* Aim of the exercise *
Pull every line containing "description" out of the material below.

* Records shown *
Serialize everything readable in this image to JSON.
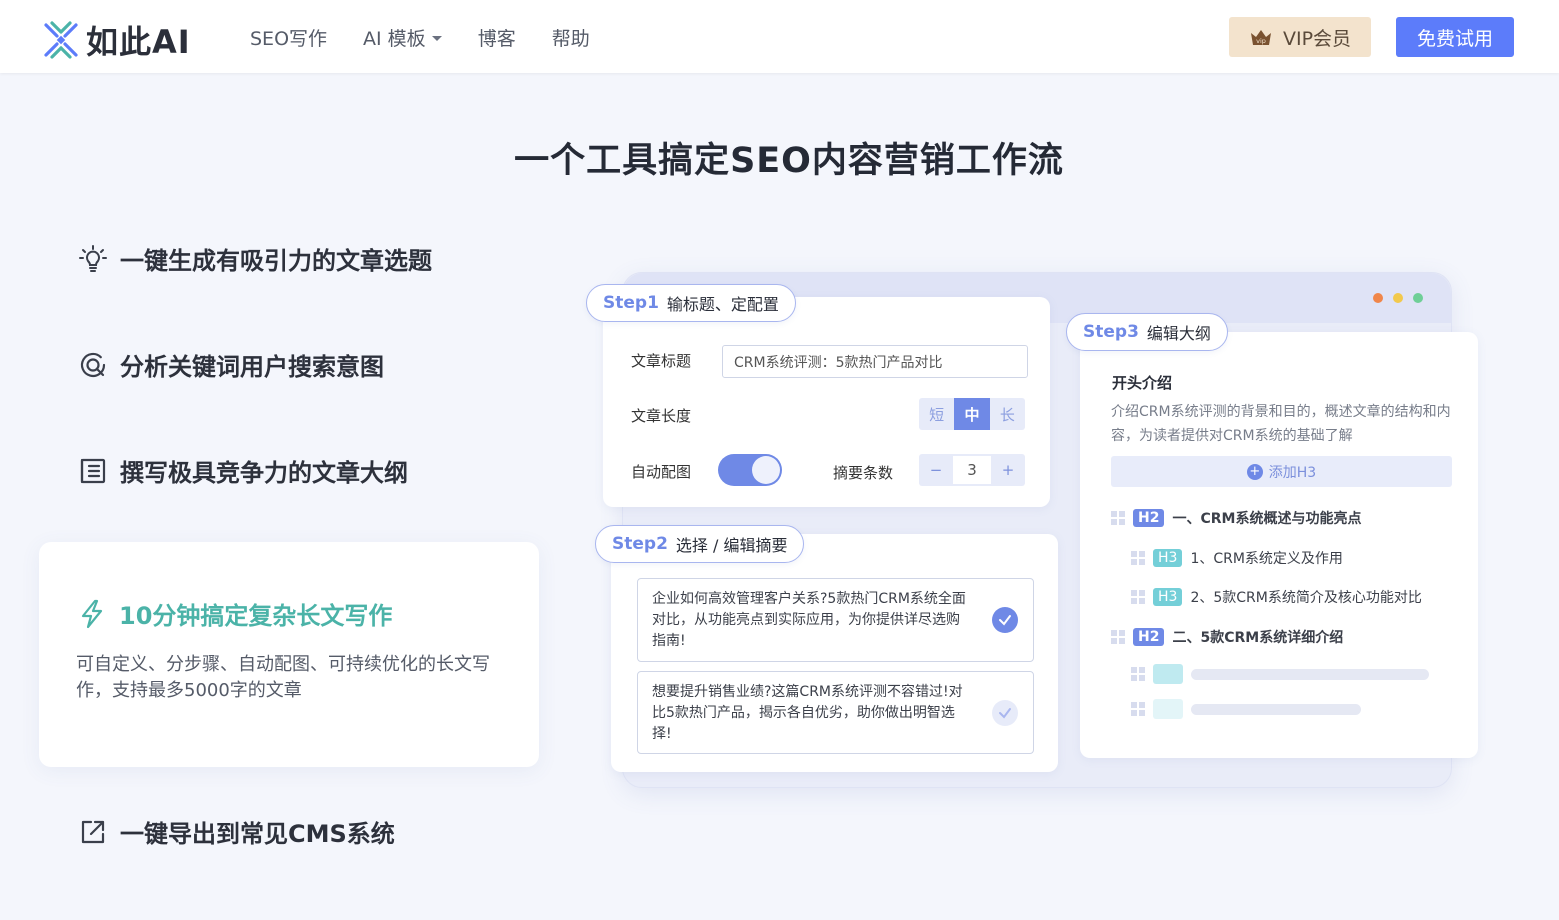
{
  "header": {
    "logo_text": "如此AI",
    "nav": [
      {
        "label": "SEO写作",
        "has_caret": false
      },
      {
        "label": "AI 模板",
        "has_caret": true
      },
      {
        "label": "博客",
        "has_caret": false
      },
      {
        "label": "帮助",
        "has_caret": false
      }
    ],
    "vip_label": "VIP会员",
    "vip_icon_text": "vip",
    "trial_label": "免费试用",
    "accent_color": "#5c7cfa"
  },
  "section_title": "一个工具搞定SEO内容营销工作流",
  "features": [
    {
      "label": "一键生成有吸引力的文章选题",
      "icon": "lightbulb-icon"
    },
    {
      "label": "分析关键词用户搜索意图",
      "icon": "target-search-icon"
    },
    {
      "label": "撰写极具竞争力的文章大纲",
      "icon": "outline-list-icon"
    },
    {
      "label": "10分钟搞定复杂长文写作",
      "icon": "lightning-icon",
      "active": true,
      "desc": "可自定义、分步骤、自动配图、可持续优化的长文写作，支持最多5000字的文章"
    },
    {
      "label": "一键导出到常见CMS系统",
      "icon": "export-icon"
    }
  ],
  "step1": {
    "step_no": "Step1",
    "step_title": "输标题、定配置",
    "title_label": "文章标题",
    "title_value": "CRM系统评测：5款热门产品对比",
    "length_label": "文章长度",
    "length_options": [
      "短",
      "中",
      "长"
    ],
    "length_selected": "中",
    "auto_image_label": "自动配图",
    "auto_image_on": true,
    "summary_count_label": "摘要条数",
    "summary_count_minus": "−",
    "summary_count_value": "3",
    "summary_count_plus": "+"
  },
  "step2": {
    "step_no": "Step2",
    "step_title": "选择 / 编辑摘要",
    "abstracts": [
      {
        "text": "企业如何高效管理客户关系?5款热门CRM系统全面对比，从功能亮点到实际应用，为你提供详尽选购指南!",
        "selected": true
      },
      {
        "text": "想要提升销售业绩?这篇CRM系统评测不容错过!对比5款热门产品，揭示各自优劣，助你做出明智选择!",
        "selected": false
      }
    ]
  },
  "step3": {
    "step_no": "Step3",
    "step_title": "编辑大纲",
    "intro_heading": "开头介绍",
    "intro_desc": "介绍CRM系统评测的背景和目的，概述文章的结构和内容，为读者提供对CRM系统的基础了解",
    "add_h3_label": "添加H3",
    "add_h3_icon": "+",
    "outline": [
      {
        "tag": "H2",
        "text": "一、CRM系统概述与功能亮点"
      },
      {
        "tag": "H3",
        "text": "1、CRM系统定义及作用"
      },
      {
        "tag": "H3",
        "text": "2、5款CRM系统简介及核心功能对比"
      },
      {
        "tag": "H2",
        "text": "二、5款CRM系统详细介绍"
      }
    ]
  },
  "colors": {
    "window_dots": [
      "#f0864a",
      "#f2c94c",
      "#6fcf97"
    ],
    "active_feature": "#4bb3a8",
    "step_accent": "#6f89e6"
  }
}
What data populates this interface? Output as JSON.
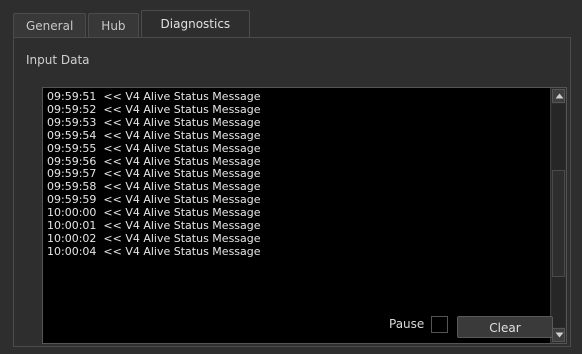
{
  "tabs": [
    {
      "label": "General"
    },
    {
      "label": "Hub"
    },
    {
      "label": "Diagnostics"
    }
  ],
  "active_tab": "Diagnostics",
  "group_title": "Input Data",
  "log_lines": [
    "09:59:51  << V4 Alive Status Message",
    "09:59:52  << V4 Alive Status Message",
    "09:59:53  << V4 Alive Status Message",
    "09:59:54  << V4 Alive Status Message",
    "09:59:55  << V4 Alive Status Message",
    "09:59:56  << V4 Alive Status Message",
    "09:59:57  << V4 Alive Status Message",
    "09:59:58  << V4 Alive Status Message",
    "09:59:59  << V4 Alive Status Message",
    "10:00:00  << V4 Alive Status Message",
    "10:00:01  << V4 Alive Status Message",
    "10:00:02  << V4 Alive Status Message",
    "10:00:04  << V4 Alive Status Message"
  ],
  "pause_label": "Pause",
  "pause_checked": false,
  "clear_label": "Clear",
  "icons": {
    "scroll_up": "triangle-up-icon",
    "scroll_down": "triangle-down-icon"
  }
}
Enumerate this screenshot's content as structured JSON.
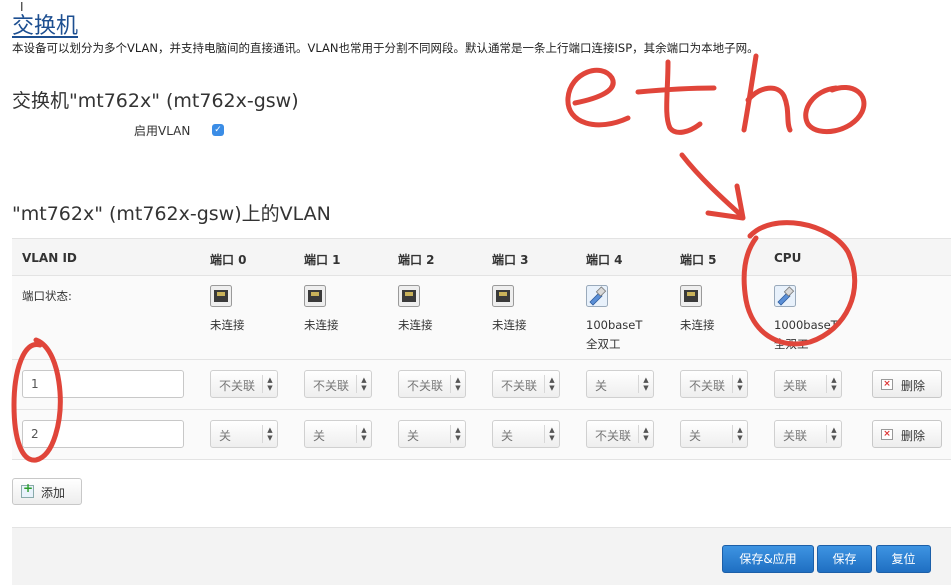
{
  "page": {
    "title": "交换机",
    "description": "本设备可以划分为多个VLAN，并支持电脑间的直接通讯。VLAN也常用于分割不同网段。默认通常是一条上行端口连接ISP，其余端口为本地子网。"
  },
  "switch_section": {
    "title": "交换机\"mt762x\" (mt762x-gsw)",
    "enable_vlan_label": "启用VLAN",
    "enable_vlan_checked": true
  },
  "vlan_section": {
    "title": "\"mt762x\" (mt762x-gsw)上的VLAN",
    "columns": [
      "VLAN ID",
      "端口 0",
      "端口 1",
      "端口 2",
      "端口 3",
      "端口 4",
      "端口 5",
      "CPU"
    ],
    "port_status_label": "端口状态:",
    "port_status": [
      {
        "line1": "未连接",
        "line2": "",
        "icon": "ethernet-port-disconnected-icon"
      },
      {
        "line1": "未连接",
        "line2": "",
        "icon": "ethernet-port-disconnected-icon"
      },
      {
        "line1": "未连接",
        "line2": "",
        "icon": "ethernet-port-disconnected-icon"
      },
      {
        "line1": "未连接",
        "line2": "",
        "icon": "ethernet-port-disconnected-icon"
      },
      {
        "line1": "100baseT",
        "line2": "全双工",
        "icon": "ethernet-port-connected-icon"
      },
      {
        "line1": "未连接",
        "line2": "",
        "icon": "ethernet-port-disconnected-icon"
      },
      {
        "line1": "1000baseT",
        "line2": "全双工",
        "icon": "ethernet-port-connected-icon"
      }
    ],
    "rows": [
      {
        "vlan_id": "1",
        "ports": [
          "不关联",
          "不关联",
          "不关联",
          "不关联",
          "关",
          "不关联",
          "关联"
        ],
        "delete_label": "删除"
      },
      {
        "vlan_id": "2",
        "ports": [
          "关",
          "关",
          "关",
          "关",
          "不关联",
          "关",
          "关联"
        ],
        "delete_label": "删除"
      }
    ],
    "add_label": "添加"
  },
  "footer": {
    "save_apply_label": "保存&应用",
    "save_label": "保存",
    "reset_label": "复位"
  },
  "annotation": {
    "handwritten_text": "etho",
    "color": "#e0453a"
  },
  "colors": {
    "title_link": "#1d4f91",
    "primary_button": "#2a7dd1",
    "checkbox": "#3b8de6"
  }
}
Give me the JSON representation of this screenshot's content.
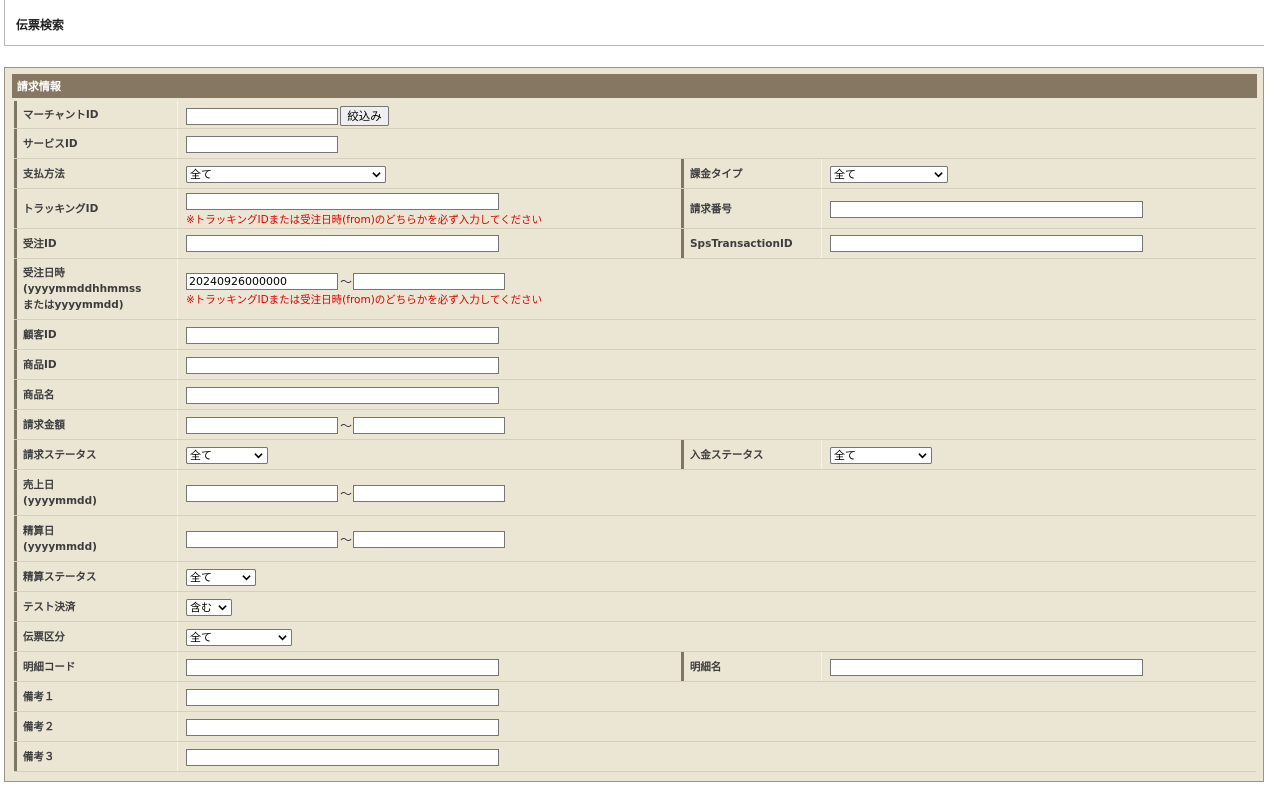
{
  "page": {
    "title": "伝票検索"
  },
  "panel": {
    "title": "請求情報"
  },
  "fields": {
    "merchant_id": {
      "label": "マーチャントID",
      "value": ""
    },
    "filter_button": "絞込み",
    "service_id": {
      "label": "サービスID",
      "value": ""
    },
    "payment_method": {
      "label": "支払方法",
      "selected": "全て"
    },
    "billing_type": {
      "label": "課金タイプ",
      "selected": "全て"
    },
    "tracking_id": {
      "label": "トラッキングID",
      "value": ""
    },
    "tracking_note": "※トラッキングIDまたは受注日時(from)のどちらかを必ず入力してください",
    "invoice_number": {
      "label": "請求番号",
      "value": ""
    },
    "order_id": {
      "label": "受注ID",
      "value": ""
    },
    "sps_transaction_id": {
      "label": "SpsTransactionID",
      "value": ""
    },
    "order_datetime": {
      "label_line1": "受注日時",
      "label_line2": "(yyyymmddhhmmss",
      "label_line3": "またはyyyymmdd)",
      "from": "20240926000000",
      "to": "",
      "note": "※トラッキングIDまたは受注日時(from)のどちらかを必ず入力してください"
    },
    "customer_id": {
      "label": "顧客ID",
      "value": ""
    },
    "product_id": {
      "label": "商品ID",
      "value": ""
    },
    "product_name": {
      "label": "商品名",
      "value": ""
    },
    "billing_amount": {
      "label": "請求金額",
      "from": "",
      "to": ""
    },
    "billing_status": {
      "label": "請求ステータス",
      "selected": "全て"
    },
    "payment_status": {
      "label": "入金ステータス",
      "selected": "全て"
    },
    "sales_date": {
      "label_line1": "売上日",
      "label_line2": "(yyyymmdd)",
      "from": "",
      "to": ""
    },
    "settlement_date": {
      "label_line1": "精算日",
      "label_line2": "(yyyymmdd)",
      "from": "",
      "to": ""
    },
    "settlement_status": {
      "label": "精算ステータス",
      "selected": "全て"
    },
    "test_payment": {
      "label": "テスト決済",
      "selected": "含む"
    },
    "slip_type": {
      "label": "伝票区分",
      "selected": "全て"
    },
    "detail_code": {
      "label": "明細コード",
      "value": ""
    },
    "detail_name": {
      "label": "明細名",
      "value": ""
    },
    "remarks1": {
      "label": "備考１",
      "value": ""
    },
    "remarks2": {
      "label": "備考２",
      "value": ""
    },
    "remarks3": {
      "label": "備考３",
      "value": ""
    },
    "range_separator": "～"
  },
  "icons": {
    "select_caret": "chevron-down-icon"
  }
}
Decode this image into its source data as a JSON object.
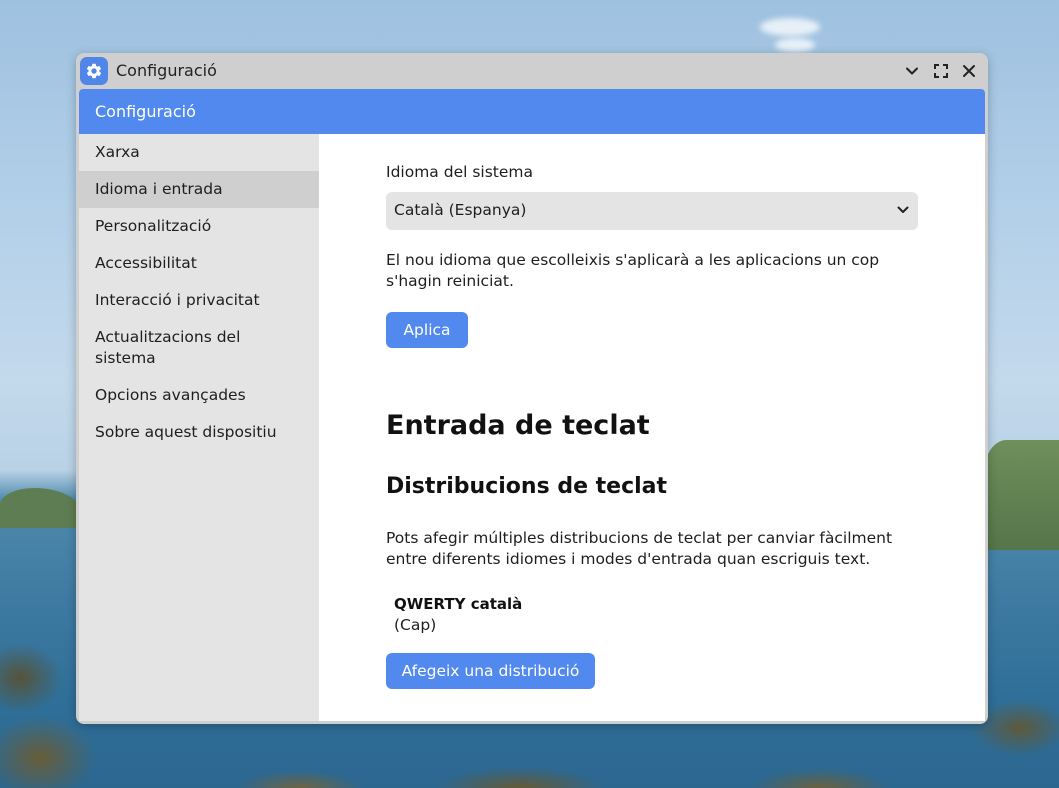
{
  "window": {
    "title": "Configuració",
    "controls": {
      "minimize_icon": "chevron-down-icon",
      "maximize_icon": "fullscreen-icon",
      "close_icon": "close-icon"
    }
  },
  "header": {
    "title": "Configuració"
  },
  "sidebar": {
    "items": [
      {
        "label": "Xarxa",
        "active": false
      },
      {
        "label": "Idioma i entrada",
        "active": true
      },
      {
        "label": "Personalització",
        "active": false
      },
      {
        "label": "Accessibilitat",
        "active": false
      },
      {
        "label": "Interacció i privacitat",
        "active": false
      },
      {
        "label": "Actualitzacions del sistema",
        "active": false
      },
      {
        "label": "Opcions avançades",
        "active": false
      },
      {
        "label": "Sobre aquest dispositiu",
        "active": false
      }
    ]
  },
  "language": {
    "label": "Idioma del sistema",
    "selected": "Català (Espanya)",
    "description": "El nou idioma que escolleixis s'aplicarà a les aplicacions un cop s'hagin reiniciat.",
    "apply_button": "Aplica"
  },
  "keyboard": {
    "heading": "Entrada de teclat",
    "subheading": "Distribucions de teclat",
    "description": "Pots afegir múltiples distribucions de teclat per canviar fàcilment entre diferents idiomes i modes d'entrada quan escriguis text.",
    "layouts": [
      {
        "name": "QWERTY català",
        "detail": "(Cap)"
      }
    ],
    "add_button": "Afegeix una distribució"
  },
  "colors": {
    "accent": "#5289ee",
    "sidebar_bg": "#e4e4e4",
    "sidebar_active_bg": "#cfcfcf",
    "titlebar_bg": "#cfcfcf"
  }
}
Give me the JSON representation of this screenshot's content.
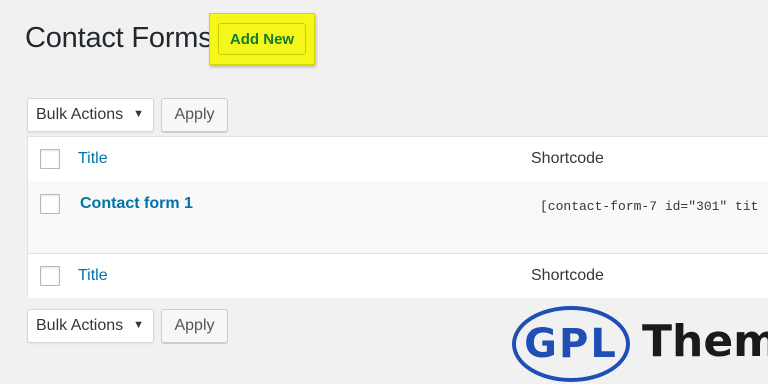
{
  "header": {
    "title": "Contact Forms",
    "add_new_label": "Add New"
  },
  "bulk_top": {
    "select_value": "Bulk Actions",
    "apply_label": "Apply"
  },
  "table": {
    "columns": {
      "title": "Title",
      "shortcode": "Shortcode"
    },
    "rows": [
      {
        "title": "Contact form 1",
        "shortcode": "[contact-form-7 id=\"301\" tit"
      }
    ],
    "footer_columns": {
      "title": "Title",
      "shortcode": "Shortcode"
    }
  },
  "bulk_bottom": {
    "select_value": "Bulk Actions",
    "apply_label": "Apply"
  },
  "watermark": {
    "badge": "GPL",
    "word": "Them"
  },
  "colors": {
    "highlight": "#f4f719",
    "link": "#0073aa",
    "watermark_blue": "#1f4fb4"
  },
  "icons": {
    "select_arrow": "caret-down-icon"
  }
}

* Exercise response *
    "description": "本设备可以划分为多个VLAN，并支持电脑间的直接通讯。VLAN也常用于分割不同网段。默认通常是一条上行端口连接ISP，其余端口为本地子网。"
    "description": "El nou idioma que escolleixis s'aplicarà a les aplicacions un cop s'hagin reiniciat.",
    "description": "Pots afegir múltiples distribucions de teclat per canviar fàcilment entre diferents idiomes i modes d'entrada quan escriguis text.",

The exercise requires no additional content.